Requirement » Write out exactly, with no other output, the lines below from the one that contains "Parse this screenshot: output" through the end.

--

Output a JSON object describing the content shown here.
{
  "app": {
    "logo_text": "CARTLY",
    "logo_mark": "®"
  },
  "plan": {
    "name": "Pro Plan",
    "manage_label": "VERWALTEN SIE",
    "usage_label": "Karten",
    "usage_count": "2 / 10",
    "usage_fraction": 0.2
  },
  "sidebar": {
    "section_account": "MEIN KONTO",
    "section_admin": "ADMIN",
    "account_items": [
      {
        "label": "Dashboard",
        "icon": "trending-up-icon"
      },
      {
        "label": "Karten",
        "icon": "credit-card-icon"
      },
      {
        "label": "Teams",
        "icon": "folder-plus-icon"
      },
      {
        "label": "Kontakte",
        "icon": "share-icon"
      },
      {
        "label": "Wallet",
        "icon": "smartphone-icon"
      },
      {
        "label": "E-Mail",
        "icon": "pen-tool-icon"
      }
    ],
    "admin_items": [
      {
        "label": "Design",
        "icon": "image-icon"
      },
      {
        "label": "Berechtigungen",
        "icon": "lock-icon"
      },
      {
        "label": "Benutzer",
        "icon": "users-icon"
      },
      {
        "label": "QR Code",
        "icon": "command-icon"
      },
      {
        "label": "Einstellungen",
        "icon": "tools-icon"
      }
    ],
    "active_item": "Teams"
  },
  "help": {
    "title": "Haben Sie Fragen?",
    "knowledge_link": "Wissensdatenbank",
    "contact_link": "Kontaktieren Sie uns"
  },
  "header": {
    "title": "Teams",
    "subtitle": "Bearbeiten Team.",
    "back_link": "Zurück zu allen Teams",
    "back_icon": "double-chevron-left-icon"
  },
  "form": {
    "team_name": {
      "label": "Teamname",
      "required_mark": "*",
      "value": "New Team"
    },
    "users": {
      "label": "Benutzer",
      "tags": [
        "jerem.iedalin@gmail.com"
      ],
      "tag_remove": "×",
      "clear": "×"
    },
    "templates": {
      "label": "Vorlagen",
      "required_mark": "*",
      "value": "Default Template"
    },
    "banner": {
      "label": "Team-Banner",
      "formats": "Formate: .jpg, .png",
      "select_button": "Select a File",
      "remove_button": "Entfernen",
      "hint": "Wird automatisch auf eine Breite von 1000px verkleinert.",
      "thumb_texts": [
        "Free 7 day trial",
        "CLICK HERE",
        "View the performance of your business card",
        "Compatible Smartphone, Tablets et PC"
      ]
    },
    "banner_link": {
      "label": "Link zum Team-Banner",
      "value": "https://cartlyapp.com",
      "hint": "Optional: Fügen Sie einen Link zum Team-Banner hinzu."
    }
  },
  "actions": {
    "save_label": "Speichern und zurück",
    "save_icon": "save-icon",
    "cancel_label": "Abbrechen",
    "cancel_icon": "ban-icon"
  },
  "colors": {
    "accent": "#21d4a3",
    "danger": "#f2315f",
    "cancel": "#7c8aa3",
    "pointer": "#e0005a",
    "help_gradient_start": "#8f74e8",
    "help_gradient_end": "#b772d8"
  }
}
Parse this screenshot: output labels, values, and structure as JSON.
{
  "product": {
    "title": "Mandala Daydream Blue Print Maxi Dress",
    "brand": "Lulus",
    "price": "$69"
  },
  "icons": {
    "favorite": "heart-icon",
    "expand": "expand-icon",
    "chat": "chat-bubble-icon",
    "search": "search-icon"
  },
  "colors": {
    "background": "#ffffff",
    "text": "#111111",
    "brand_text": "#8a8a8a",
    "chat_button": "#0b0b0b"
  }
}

--

Completed exercise »
Parse this screenshot: output labels, values, and structure as JSON.
{
  "product": {
    "title": "Mandala Daydream Blue Print Maxi Dress",
    "brand": "Lulus",
    "price": "$69"
  },
  "icons": {
    "favorite": "heart-icon",
    "expand": "expand-icon",
    "chat": "chat-bubble-icon",
    "search": "search-icon"
  },
  "colors": {
    "background": "#ffffff",
    "text": "#111111",
    "brand_text": "#8a8a8a",
    "chat_button": "#0b0b0b"
  }
}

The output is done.